**Set task**
Reproduce all records verbatim.

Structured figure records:
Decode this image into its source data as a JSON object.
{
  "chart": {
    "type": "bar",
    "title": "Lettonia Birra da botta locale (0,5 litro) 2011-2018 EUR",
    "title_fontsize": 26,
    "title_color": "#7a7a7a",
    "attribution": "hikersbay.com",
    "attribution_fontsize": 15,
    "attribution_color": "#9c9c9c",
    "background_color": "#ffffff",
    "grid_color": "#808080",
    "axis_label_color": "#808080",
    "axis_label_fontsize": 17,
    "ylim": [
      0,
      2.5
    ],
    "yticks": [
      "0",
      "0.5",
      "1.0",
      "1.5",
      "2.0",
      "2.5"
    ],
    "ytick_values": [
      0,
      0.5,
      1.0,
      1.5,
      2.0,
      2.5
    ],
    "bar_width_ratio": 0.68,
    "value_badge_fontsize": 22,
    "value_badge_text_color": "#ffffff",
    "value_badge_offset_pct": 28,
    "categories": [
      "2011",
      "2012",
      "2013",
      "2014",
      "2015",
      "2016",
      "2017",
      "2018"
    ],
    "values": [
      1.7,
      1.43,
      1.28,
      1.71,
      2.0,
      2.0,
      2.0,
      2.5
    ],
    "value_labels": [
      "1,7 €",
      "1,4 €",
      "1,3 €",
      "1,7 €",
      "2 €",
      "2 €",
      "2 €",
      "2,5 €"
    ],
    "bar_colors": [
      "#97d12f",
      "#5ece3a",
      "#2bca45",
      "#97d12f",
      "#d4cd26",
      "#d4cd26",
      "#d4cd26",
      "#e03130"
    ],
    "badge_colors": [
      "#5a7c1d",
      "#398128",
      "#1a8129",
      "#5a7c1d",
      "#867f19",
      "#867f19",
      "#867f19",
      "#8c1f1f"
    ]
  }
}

**Final result**
Decode this image into its source data as a JSON object.
{
  "chart": {
    "type": "bar",
    "title": "Lettonia Birra da botta locale (0,5 litro) 2011-2018 EUR",
    "title_fontsize": 26,
    "title_color": "#7a7a7a",
    "attribution": "hikersbay.com",
    "attribution_fontsize": 15,
    "attribution_color": "#9c9c9c",
    "background_color": "#ffffff",
    "grid_color": "#808080",
    "axis_label_color": "#808080",
    "axis_label_fontsize": 17,
    "ylim": [
      0,
      2.5
    ],
    "yticks": [
      "0",
      "0.5",
      "1.0",
      "1.5",
      "2.0",
      "2.5"
    ],
    "ytick_values": [
      0,
      0.5,
      1.0,
      1.5,
      2.0,
      2.5
    ],
    "bar_width_ratio": 0.68,
    "value_badge_fontsize": 22,
    "value_badge_text_color": "#ffffff",
    "value_badge_offset_pct": 28,
    "categories": [
      "2011",
      "2012",
      "2013",
      "2014",
      "2015",
      "2016",
      "2017",
      "2018"
    ],
    "values": [
      1.7,
      1.43,
      1.28,
      1.71,
      2.0,
      2.0,
      2.0,
      2.5
    ],
    "value_labels": [
      "1,7 €",
      "1,4 €",
      "1,3 €",
      "1,7 €",
      "2 €",
      "2 €",
      "2 €",
      "2,5 €"
    ],
    "bar_colors": [
      "#97d12f",
      "#5ece3a",
      "#2bca45",
      "#97d12f",
      "#d4cd26",
      "#d4cd26",
      "#d4cd26",
      "#e03130"
    ],
    "badge_colors": [
      "#5a7c1d",
      "#398128",
      "#1a8129",
      "#5a7c1d",
      "#867f19",
      "#867f19",
      "#867f19",
      "#8c1f1f"
    ]
  }
}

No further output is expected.